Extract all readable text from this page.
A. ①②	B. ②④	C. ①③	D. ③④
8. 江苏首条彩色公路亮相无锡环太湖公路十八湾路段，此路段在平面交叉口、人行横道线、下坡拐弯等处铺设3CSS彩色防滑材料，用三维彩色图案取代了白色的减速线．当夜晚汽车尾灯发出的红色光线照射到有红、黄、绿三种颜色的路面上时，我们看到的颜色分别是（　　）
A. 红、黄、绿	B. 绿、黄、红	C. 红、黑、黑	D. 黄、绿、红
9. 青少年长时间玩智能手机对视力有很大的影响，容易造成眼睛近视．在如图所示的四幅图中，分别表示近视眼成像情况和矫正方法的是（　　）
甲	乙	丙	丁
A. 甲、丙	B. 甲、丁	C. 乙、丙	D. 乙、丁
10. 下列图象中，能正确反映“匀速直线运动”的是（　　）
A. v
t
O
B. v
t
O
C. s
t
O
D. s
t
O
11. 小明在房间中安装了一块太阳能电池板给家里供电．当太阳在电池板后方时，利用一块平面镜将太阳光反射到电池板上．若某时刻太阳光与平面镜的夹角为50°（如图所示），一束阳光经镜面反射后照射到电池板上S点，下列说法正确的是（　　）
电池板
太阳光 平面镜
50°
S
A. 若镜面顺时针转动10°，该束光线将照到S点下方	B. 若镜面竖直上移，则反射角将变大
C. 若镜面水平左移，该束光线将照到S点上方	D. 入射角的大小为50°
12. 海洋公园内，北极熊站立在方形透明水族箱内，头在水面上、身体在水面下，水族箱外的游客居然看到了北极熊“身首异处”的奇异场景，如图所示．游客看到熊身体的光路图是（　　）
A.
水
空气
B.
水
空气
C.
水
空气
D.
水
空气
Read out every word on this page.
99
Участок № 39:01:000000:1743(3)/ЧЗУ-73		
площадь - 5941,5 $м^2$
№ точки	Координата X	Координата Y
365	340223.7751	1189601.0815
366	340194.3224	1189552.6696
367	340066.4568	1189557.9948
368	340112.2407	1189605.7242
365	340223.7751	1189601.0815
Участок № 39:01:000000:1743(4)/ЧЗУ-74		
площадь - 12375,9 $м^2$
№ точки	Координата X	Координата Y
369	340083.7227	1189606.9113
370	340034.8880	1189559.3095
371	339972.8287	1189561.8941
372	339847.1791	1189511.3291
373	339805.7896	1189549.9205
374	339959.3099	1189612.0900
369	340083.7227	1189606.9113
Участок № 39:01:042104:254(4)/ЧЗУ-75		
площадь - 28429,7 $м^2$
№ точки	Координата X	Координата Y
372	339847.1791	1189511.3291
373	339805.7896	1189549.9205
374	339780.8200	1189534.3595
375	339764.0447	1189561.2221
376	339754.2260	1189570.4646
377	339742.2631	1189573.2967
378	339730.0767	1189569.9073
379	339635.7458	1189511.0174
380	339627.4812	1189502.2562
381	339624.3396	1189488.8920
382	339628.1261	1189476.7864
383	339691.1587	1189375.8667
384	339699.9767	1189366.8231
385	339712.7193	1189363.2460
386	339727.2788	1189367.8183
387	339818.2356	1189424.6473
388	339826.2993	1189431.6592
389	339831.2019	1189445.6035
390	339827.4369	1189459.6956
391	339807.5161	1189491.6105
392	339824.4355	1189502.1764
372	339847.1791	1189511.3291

───

Search the records above for "this". Copy each line where it is found.

ANSWER TO THE TASK.
Extract all readable text from this page.
Read out every word on this page.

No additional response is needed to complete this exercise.